» Work required
In the records below, find each line containing the word "language" and copy it.

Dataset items

================

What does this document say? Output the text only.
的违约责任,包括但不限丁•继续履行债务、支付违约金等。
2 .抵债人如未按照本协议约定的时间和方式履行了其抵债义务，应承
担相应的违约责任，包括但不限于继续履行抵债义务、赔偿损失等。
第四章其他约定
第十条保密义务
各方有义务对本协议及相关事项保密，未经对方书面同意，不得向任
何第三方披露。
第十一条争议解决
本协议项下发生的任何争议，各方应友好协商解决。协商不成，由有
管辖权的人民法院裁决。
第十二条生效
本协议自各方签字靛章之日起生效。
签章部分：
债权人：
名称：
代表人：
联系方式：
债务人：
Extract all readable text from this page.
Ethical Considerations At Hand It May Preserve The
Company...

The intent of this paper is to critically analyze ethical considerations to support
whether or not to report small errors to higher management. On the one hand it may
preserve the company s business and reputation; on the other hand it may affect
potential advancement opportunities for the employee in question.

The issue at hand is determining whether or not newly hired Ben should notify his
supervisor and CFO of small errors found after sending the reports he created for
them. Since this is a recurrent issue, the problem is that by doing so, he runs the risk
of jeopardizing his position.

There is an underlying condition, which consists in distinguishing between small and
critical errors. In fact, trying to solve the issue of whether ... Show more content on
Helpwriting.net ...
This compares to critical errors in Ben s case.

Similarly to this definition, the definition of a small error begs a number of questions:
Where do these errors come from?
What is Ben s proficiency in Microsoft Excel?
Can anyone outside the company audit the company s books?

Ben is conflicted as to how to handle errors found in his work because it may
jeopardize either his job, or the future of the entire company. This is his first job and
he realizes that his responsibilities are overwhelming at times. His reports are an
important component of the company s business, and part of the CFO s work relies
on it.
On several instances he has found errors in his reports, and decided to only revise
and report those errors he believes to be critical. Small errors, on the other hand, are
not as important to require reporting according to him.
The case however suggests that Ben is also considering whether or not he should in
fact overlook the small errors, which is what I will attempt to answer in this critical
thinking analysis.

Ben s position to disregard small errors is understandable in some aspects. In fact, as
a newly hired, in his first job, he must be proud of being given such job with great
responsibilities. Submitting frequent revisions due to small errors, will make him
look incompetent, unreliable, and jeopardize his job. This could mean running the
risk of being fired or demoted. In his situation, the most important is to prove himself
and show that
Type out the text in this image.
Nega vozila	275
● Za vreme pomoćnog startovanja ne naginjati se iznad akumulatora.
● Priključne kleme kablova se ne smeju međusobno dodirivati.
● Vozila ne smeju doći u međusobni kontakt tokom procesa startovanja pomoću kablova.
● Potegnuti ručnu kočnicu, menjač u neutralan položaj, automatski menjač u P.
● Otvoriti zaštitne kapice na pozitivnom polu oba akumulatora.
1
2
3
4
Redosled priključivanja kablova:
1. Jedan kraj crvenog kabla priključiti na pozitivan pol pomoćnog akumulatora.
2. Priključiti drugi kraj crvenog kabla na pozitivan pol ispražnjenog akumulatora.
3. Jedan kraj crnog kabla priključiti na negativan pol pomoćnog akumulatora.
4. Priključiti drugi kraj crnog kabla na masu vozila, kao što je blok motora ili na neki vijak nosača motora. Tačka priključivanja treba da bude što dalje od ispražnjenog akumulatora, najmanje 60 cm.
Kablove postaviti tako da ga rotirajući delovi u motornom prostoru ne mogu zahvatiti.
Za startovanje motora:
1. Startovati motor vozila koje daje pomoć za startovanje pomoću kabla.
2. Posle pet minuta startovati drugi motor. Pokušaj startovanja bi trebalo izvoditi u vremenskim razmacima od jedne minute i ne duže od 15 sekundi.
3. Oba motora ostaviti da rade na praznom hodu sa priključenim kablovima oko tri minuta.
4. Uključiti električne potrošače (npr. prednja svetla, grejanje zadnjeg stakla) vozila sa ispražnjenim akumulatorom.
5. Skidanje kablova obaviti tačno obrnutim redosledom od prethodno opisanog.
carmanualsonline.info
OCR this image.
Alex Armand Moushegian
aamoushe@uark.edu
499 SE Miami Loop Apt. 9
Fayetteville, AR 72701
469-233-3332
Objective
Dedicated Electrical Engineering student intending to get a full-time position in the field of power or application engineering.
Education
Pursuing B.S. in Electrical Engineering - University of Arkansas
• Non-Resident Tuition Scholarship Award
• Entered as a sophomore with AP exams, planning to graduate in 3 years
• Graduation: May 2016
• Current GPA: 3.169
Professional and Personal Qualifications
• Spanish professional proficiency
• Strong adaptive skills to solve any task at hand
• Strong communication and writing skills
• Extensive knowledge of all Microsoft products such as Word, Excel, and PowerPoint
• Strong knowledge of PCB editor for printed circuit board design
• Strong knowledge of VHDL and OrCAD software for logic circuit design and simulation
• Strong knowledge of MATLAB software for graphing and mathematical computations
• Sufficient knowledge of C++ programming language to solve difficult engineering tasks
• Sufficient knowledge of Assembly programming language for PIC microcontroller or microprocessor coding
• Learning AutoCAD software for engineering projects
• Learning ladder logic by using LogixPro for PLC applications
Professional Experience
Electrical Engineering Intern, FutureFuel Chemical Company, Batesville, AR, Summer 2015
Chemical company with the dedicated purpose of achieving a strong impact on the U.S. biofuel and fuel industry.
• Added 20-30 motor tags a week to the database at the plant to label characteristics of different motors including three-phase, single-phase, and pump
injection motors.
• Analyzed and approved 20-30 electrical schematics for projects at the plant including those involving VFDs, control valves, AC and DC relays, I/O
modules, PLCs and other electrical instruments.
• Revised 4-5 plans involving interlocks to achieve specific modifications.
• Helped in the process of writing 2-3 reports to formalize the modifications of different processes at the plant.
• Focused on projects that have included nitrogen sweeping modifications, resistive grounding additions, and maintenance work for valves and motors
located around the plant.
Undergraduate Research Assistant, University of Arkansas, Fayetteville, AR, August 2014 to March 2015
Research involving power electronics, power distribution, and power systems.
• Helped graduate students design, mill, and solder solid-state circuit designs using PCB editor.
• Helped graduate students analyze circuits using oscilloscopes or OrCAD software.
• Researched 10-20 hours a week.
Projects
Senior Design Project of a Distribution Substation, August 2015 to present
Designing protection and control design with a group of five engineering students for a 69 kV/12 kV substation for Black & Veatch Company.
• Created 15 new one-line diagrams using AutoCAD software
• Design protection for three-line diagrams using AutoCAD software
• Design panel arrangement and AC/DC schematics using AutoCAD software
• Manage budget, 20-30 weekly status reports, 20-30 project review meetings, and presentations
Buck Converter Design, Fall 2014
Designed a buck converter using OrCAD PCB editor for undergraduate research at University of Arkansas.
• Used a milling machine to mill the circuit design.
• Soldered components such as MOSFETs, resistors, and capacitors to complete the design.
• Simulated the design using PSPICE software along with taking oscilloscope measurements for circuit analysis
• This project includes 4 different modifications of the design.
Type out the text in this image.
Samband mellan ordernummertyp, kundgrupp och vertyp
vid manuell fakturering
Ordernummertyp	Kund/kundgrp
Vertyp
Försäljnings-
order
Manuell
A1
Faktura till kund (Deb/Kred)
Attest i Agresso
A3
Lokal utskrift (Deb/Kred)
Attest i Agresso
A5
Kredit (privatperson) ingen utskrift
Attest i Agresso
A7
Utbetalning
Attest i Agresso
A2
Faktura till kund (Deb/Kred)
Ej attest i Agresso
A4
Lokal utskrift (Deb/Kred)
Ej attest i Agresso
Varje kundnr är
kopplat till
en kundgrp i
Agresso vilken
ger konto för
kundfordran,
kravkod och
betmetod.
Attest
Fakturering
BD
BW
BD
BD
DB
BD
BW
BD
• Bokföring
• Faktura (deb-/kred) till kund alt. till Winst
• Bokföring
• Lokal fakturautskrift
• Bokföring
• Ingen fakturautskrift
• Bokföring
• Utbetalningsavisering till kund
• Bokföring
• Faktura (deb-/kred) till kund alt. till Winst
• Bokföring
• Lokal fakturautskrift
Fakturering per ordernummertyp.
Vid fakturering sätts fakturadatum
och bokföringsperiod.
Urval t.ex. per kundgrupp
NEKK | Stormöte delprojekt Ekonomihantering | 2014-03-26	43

================

» Exercise solution
• Sufficient knowledge of C++ programming language to solve difficult engineering tasks
• Sufficient knowledge of Assembly programming language for PIC microcontroller or microprocessor coding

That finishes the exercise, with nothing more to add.